▶ DO THIS: Using the data below, determine the number of lines that include the string "JSON". Write only that number.
☆ ☆ ☆ ☆
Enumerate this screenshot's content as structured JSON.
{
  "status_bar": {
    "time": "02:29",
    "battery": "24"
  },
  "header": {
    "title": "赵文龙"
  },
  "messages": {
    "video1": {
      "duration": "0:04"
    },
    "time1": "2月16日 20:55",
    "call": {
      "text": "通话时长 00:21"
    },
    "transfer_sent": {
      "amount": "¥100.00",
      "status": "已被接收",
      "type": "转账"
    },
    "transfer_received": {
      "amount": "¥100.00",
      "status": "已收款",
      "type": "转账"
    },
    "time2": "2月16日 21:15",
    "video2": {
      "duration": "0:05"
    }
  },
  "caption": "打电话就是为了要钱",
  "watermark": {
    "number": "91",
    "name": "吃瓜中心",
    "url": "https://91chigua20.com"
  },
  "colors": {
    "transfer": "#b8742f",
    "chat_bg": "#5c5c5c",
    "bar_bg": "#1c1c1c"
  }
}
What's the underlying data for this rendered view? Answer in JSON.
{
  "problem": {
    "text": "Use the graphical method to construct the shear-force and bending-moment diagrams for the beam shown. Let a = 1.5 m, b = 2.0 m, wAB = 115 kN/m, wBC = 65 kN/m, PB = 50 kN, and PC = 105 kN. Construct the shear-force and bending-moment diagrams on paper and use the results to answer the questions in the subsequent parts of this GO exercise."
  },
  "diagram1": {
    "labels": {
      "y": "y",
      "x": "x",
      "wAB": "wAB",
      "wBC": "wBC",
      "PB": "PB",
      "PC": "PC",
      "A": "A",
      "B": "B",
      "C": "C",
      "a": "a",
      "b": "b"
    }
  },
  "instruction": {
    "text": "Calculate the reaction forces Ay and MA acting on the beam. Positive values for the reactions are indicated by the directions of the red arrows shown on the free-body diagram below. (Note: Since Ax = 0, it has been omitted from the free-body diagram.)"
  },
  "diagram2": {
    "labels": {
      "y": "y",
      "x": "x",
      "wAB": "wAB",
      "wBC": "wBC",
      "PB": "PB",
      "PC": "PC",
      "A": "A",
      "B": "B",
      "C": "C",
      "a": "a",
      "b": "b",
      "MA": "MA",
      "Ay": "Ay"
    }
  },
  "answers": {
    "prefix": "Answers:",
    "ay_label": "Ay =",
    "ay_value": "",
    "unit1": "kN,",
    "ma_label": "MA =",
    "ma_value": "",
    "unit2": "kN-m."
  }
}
☆ ☆ ☆ ☆
▶ RESPONSE TO THIS TASK: 2